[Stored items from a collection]
================================
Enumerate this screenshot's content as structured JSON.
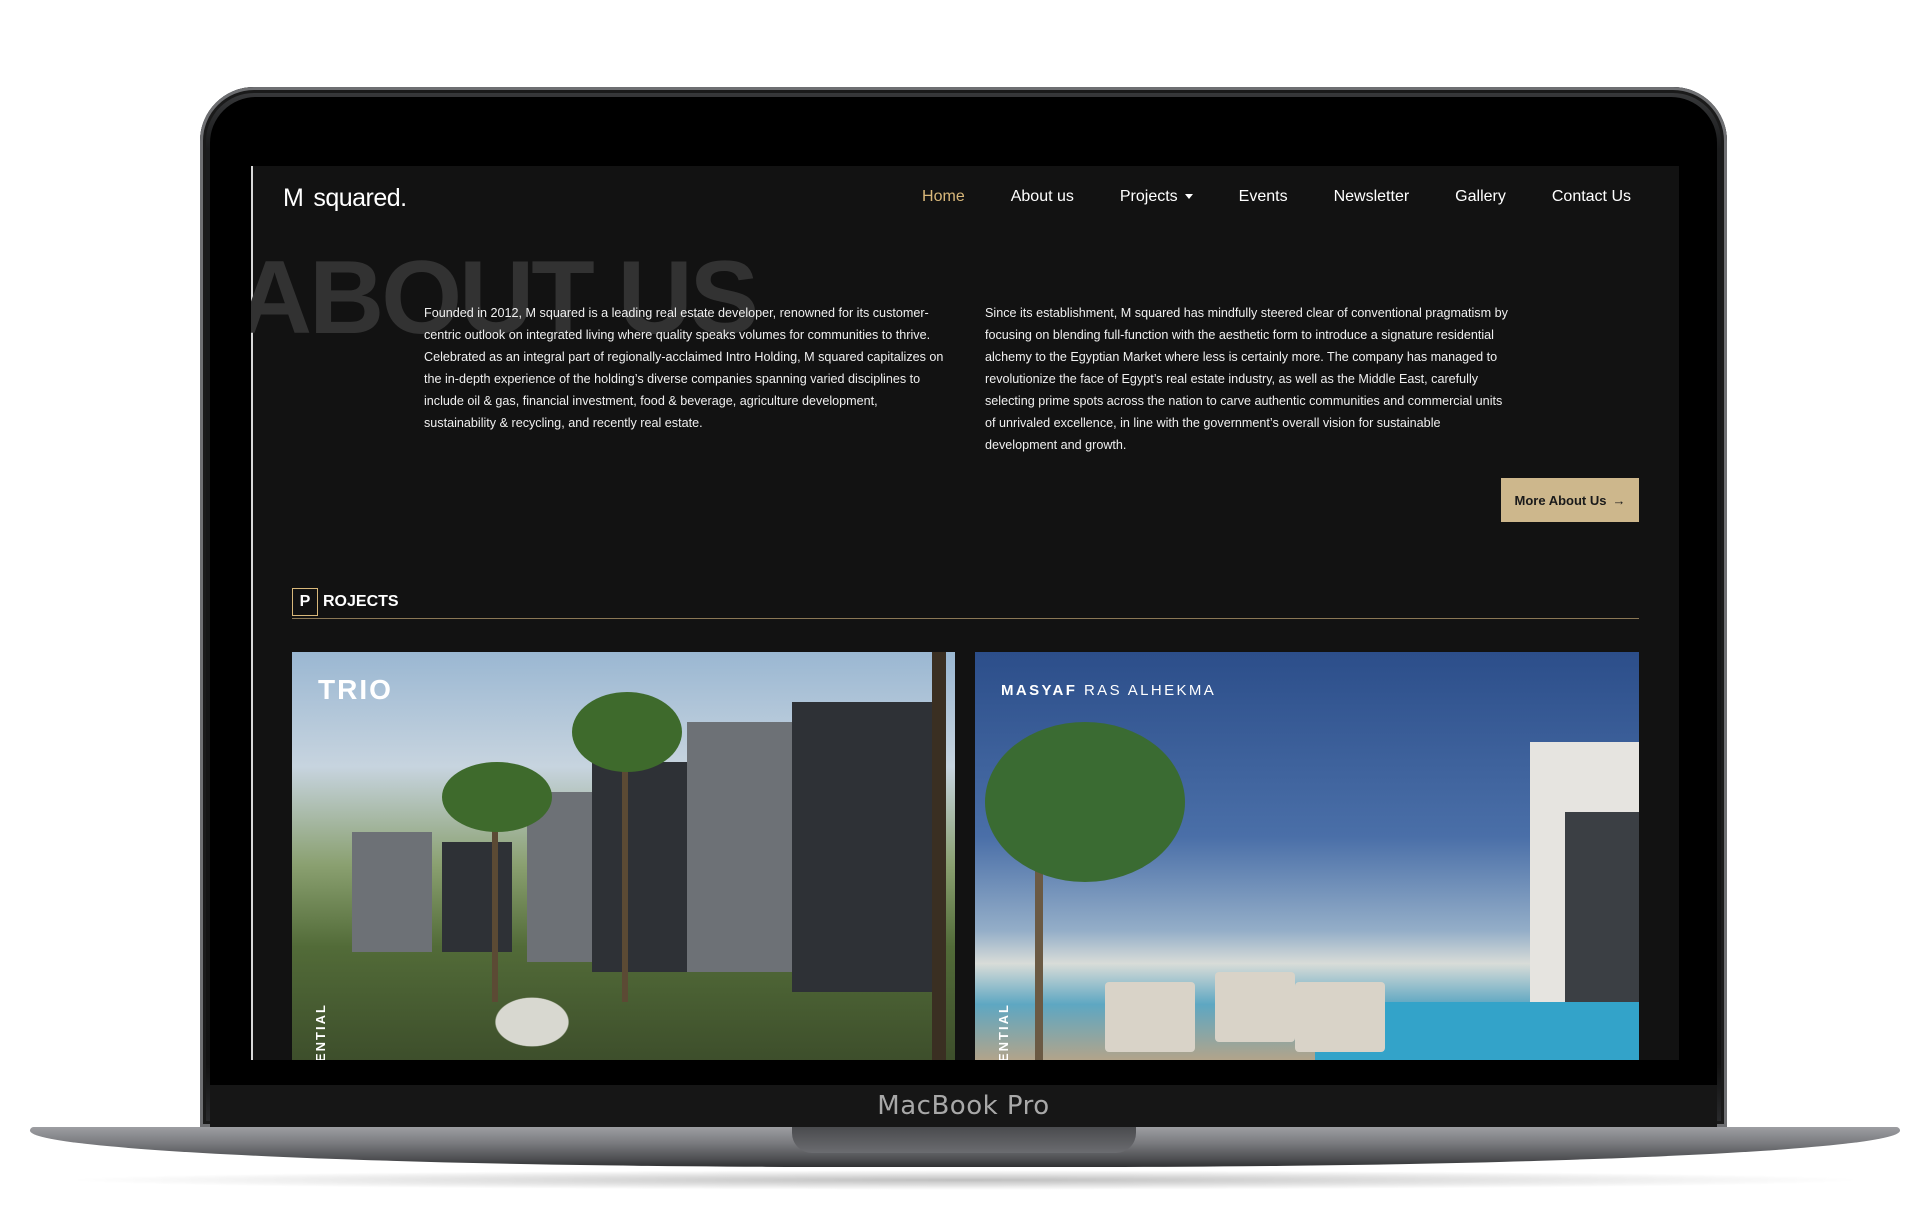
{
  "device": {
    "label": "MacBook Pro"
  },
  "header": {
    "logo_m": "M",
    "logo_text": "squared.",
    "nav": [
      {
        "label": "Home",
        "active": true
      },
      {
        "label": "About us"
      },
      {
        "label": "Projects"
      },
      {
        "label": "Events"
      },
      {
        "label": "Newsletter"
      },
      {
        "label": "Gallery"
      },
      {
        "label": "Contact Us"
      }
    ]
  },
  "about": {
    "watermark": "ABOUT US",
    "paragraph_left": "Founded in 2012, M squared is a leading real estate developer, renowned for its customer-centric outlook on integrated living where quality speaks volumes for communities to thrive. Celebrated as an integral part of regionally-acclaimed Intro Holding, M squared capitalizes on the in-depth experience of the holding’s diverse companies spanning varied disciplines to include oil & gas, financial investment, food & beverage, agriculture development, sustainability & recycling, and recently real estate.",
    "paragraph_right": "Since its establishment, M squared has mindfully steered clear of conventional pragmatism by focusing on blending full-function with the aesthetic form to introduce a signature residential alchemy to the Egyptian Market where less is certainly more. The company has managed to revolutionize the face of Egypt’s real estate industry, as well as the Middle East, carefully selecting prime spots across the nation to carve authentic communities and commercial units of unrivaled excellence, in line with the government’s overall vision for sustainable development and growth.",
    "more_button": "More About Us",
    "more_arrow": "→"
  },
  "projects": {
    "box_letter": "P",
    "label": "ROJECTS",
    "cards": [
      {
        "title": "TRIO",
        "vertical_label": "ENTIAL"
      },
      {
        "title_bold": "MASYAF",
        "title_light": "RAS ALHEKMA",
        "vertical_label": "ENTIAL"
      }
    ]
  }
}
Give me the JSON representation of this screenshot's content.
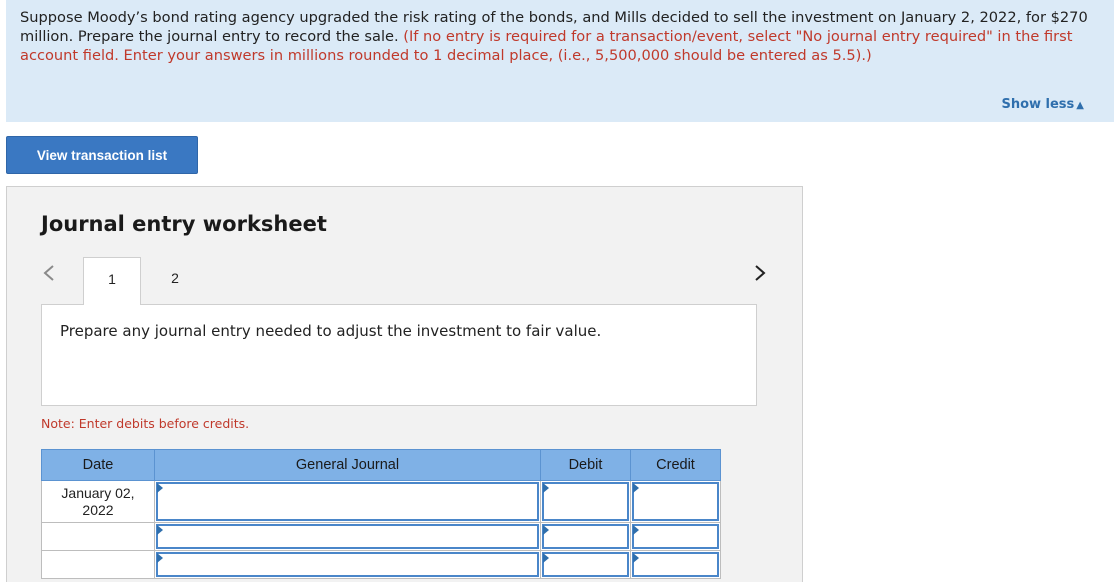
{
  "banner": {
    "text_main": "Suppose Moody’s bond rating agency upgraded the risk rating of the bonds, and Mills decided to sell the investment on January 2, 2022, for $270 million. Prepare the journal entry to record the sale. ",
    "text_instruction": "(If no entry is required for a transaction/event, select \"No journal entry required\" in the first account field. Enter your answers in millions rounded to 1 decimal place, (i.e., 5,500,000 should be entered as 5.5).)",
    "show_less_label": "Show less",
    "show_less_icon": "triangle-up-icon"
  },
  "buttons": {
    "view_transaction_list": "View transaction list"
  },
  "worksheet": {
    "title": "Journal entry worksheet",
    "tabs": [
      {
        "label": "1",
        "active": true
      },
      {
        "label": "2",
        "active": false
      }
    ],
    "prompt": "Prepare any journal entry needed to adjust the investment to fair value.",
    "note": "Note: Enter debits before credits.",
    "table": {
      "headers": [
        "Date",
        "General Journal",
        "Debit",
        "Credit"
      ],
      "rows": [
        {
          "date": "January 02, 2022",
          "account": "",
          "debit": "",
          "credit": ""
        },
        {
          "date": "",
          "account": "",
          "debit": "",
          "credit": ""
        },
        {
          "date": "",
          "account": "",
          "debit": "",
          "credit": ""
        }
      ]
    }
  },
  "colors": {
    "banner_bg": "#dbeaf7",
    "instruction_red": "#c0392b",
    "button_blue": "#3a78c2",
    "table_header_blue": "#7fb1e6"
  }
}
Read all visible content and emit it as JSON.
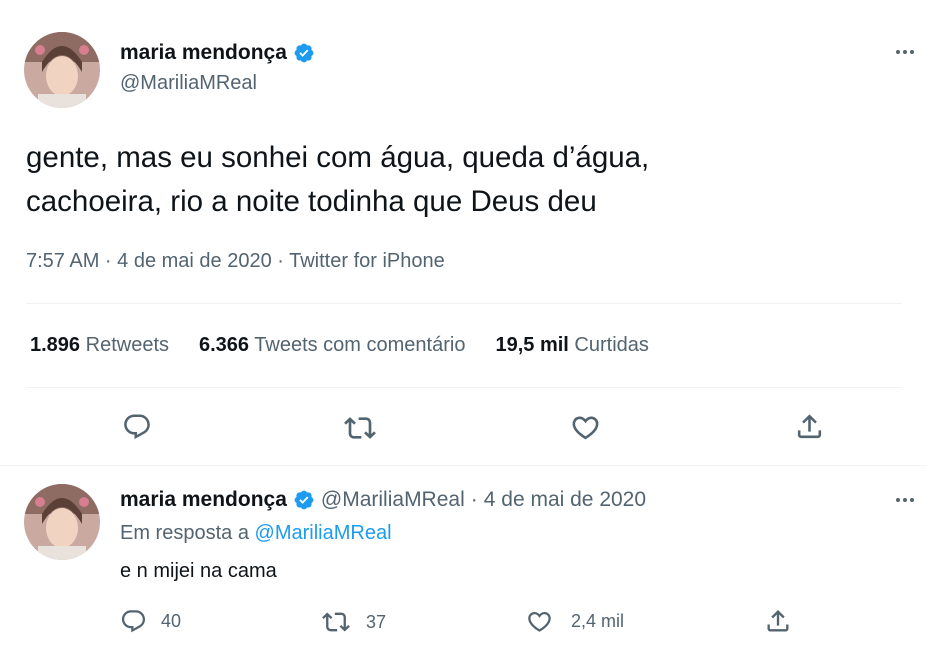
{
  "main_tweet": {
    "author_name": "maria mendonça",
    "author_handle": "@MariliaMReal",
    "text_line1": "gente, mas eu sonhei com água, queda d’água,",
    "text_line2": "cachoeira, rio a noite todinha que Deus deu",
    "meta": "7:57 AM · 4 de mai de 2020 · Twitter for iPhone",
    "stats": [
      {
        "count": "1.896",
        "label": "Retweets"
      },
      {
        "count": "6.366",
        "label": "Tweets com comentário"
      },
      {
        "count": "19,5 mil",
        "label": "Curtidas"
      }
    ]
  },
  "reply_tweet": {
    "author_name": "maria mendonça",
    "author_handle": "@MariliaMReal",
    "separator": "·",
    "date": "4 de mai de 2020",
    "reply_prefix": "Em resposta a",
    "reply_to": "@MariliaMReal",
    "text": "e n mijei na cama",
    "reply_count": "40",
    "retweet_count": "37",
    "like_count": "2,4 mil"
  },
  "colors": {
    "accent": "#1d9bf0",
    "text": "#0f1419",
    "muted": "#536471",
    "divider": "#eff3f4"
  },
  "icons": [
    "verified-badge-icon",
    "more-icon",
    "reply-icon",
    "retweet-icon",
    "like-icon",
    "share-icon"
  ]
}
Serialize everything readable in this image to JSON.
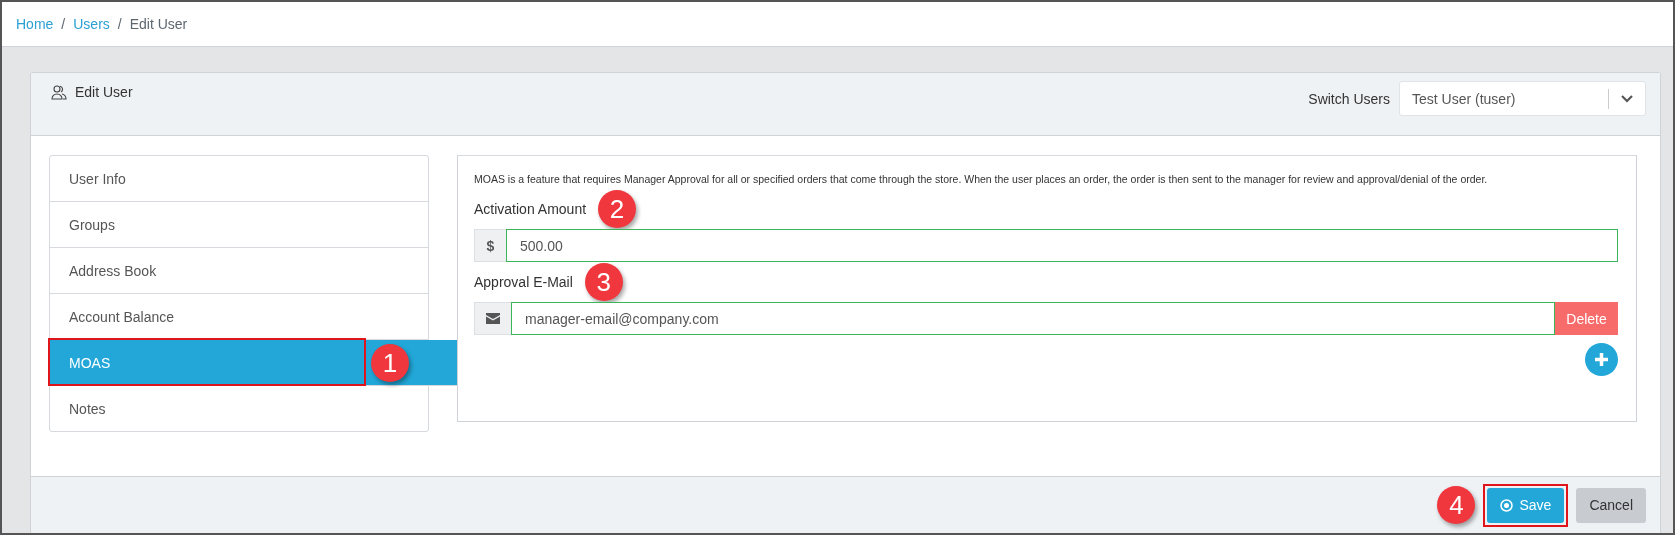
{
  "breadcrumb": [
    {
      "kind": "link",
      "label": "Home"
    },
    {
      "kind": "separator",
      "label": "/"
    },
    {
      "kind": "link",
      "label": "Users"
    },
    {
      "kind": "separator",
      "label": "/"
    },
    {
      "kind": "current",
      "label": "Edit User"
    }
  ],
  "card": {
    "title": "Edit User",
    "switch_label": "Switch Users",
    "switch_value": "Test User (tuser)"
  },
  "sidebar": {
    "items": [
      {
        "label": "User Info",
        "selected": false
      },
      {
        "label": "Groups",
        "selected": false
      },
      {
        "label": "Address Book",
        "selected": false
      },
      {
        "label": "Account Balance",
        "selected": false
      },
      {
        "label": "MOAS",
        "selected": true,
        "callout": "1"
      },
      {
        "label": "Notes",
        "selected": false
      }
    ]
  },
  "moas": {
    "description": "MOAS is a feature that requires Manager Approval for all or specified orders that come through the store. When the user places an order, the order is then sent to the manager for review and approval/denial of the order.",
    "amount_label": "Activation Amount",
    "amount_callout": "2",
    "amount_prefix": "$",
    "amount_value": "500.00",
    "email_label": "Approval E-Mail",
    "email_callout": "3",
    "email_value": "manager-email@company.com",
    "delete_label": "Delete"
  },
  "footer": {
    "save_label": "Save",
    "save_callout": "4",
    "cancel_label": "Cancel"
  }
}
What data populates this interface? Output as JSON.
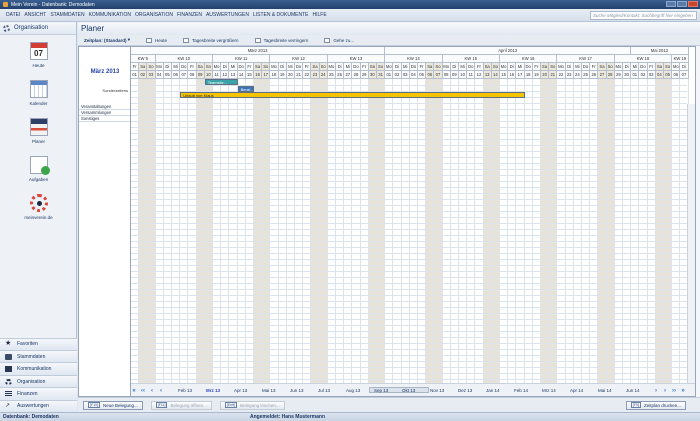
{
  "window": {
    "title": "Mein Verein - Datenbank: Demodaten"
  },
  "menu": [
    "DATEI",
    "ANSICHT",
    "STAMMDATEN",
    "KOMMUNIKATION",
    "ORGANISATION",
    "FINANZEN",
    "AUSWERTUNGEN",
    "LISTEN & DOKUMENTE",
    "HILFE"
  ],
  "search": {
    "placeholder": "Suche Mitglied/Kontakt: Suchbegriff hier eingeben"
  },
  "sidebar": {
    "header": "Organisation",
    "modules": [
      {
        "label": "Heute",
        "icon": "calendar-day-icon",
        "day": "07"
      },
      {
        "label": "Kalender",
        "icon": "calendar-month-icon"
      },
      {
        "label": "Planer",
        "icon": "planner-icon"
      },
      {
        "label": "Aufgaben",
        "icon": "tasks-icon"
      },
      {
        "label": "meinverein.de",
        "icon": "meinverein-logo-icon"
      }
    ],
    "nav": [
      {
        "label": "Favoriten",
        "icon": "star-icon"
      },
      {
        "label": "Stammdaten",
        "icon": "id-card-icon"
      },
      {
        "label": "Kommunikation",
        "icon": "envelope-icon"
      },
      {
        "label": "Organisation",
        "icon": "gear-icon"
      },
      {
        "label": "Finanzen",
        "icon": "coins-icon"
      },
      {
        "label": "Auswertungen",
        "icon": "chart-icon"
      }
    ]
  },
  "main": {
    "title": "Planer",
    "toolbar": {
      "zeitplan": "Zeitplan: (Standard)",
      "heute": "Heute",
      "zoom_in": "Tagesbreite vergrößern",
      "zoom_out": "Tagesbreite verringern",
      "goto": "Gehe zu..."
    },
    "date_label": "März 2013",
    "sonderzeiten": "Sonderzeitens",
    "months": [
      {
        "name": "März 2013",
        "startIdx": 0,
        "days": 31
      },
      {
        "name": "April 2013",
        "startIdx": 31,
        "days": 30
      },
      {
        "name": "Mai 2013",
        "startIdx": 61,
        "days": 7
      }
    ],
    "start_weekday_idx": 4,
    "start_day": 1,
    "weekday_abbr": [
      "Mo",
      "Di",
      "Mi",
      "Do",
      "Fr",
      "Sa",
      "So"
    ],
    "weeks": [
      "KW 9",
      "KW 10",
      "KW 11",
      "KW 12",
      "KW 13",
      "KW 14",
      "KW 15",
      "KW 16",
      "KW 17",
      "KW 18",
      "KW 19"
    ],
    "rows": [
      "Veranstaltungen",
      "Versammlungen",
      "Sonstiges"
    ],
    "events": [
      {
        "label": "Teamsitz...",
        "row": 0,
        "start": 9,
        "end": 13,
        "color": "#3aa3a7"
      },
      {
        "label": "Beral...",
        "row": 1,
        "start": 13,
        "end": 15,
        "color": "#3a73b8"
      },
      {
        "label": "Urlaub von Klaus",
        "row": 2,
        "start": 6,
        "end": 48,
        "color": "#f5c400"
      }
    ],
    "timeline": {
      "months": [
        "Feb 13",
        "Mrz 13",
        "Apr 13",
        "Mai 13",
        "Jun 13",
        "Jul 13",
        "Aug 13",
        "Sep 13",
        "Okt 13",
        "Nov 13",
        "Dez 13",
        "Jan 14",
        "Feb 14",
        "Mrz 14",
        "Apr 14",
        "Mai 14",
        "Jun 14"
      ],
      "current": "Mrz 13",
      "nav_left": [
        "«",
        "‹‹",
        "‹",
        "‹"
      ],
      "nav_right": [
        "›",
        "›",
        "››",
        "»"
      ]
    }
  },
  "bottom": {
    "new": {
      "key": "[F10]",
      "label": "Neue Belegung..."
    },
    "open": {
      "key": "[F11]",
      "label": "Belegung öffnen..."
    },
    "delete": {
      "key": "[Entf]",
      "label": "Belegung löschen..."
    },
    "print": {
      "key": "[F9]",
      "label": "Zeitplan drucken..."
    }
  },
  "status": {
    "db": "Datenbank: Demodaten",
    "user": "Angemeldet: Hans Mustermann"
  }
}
================================
**WHAT TO DO**
Select every line of the records holding the string "this".

**EXPECTED OUTPUT**
Enumerate this screenshot's content as structured JSON.
Give me the JSON representation of this screenshot's content.
Serialize everything readable in this image to JSON.
What data populates this interface? Output as JSON.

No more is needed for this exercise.